__What to produce__
In the copy, keep every record exact and leave out all images.

***

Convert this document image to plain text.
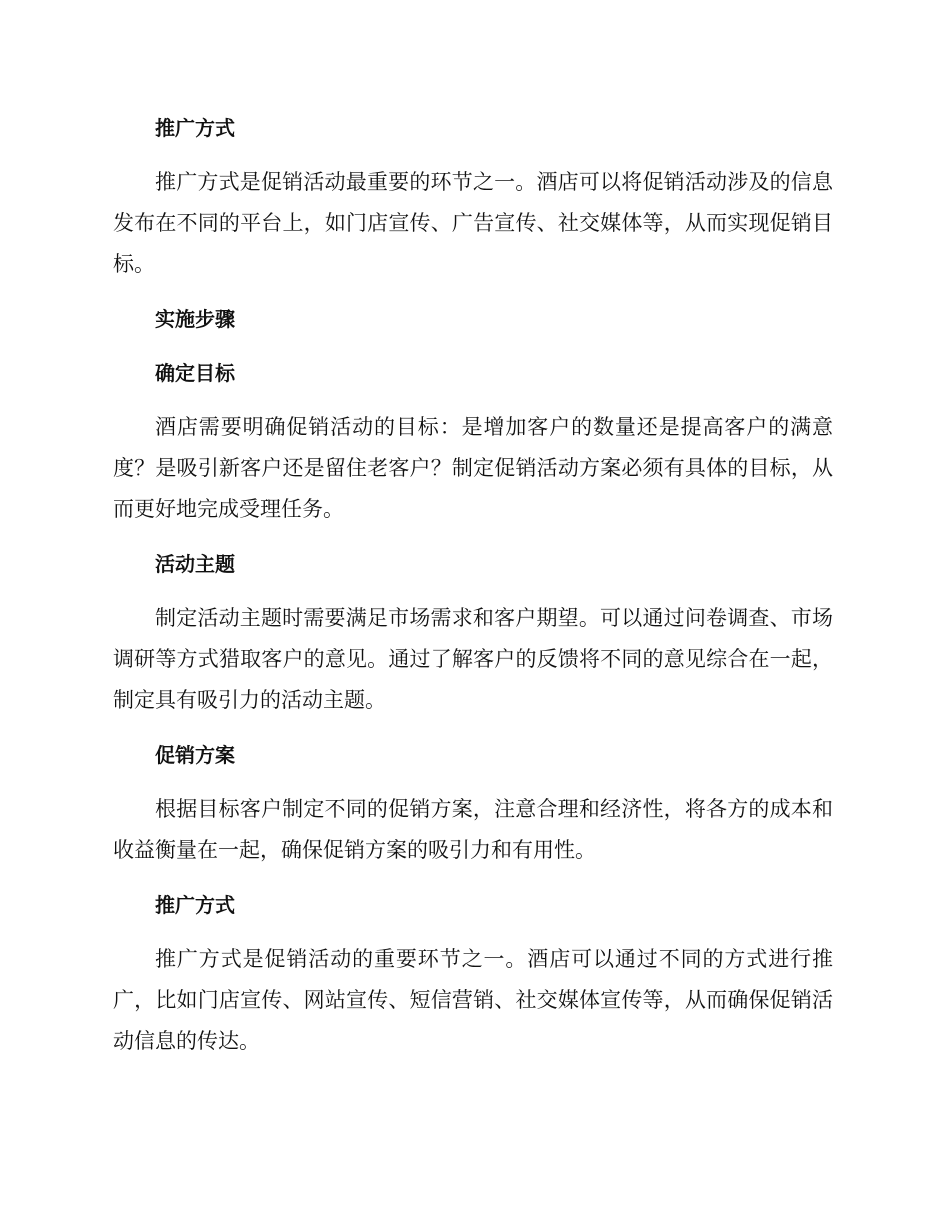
推广方式

推广方式是促销活动最重要的环节之一。酒店可以将促销活动涉及的信息发布在不同的平台上，如门店宣传、广告宣传、社交媒体等，从而实现促销目标。

实施步骤
确定目标

酒店需要明确促销活动的目标：是增加客户的数量还是提高客户的满意度？是吸引新客户还是留住老客户？制定促销活动方案必须有具体的目标，从而更好地完成受理任务。

活动主题

制定活动主题时需要满足市场需求和客户期望。可以通过问卷调查、市场调研等方式猎取客户的意见。通过了解客户的反馈将不同的意见综合在一起，制定具有吸引力的活动主题。

促销方案

根据目标客户制定不同的促销方案，注意合理和经济性，将各方的成本和收益衡量在一起，确保促销方案的吸引力和有用性。

推广方式

推广方式是促销活动的重要环节之一。酒店可以通过不同的方式进行推广，比如门店宣传、网站宣传、短信营销、社交媒体宣传等，从而确保促销活动信息的传达。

***

__Output for this task__
Convert this document image to plain text.
推广方式

推广方式是促销活动最重要的环节之一。酒店可以将促销活动涉及的信息发布在不同的平台上，如门店宣传、广告宣传、社交媒体等，从而实现促销目标。

实施步骤
确定目标

酒店需要明确促销活动的目标：是增加客户的数量还是提高客户的满意度？是吸引新客户还是留住老客户？制定促销活动方案必须有具体的目标，从而更好地完成受理任务。

活动主题

制定活动主题时需要满足市场需求和客户期望。可以通过问卷调查、市场调研等方式猎取客户的意见。通过了解客户的反馈将不同的意见综合在一起，制定具有吸引力的活动主题。

促销方案

根据目标客户制定不同的促销方案，注意合理和经济性，将各方的成本和收益衡量在一起，确保促销方案的吸引力和有用性。

推广方式

推广方式是促销活动的重要环节之一。酒店可以通过不同的方式进行推广，比如门店宣传、网站宣传、短信营销、社交媒体宣传等，从而确保促销活动信息的传达。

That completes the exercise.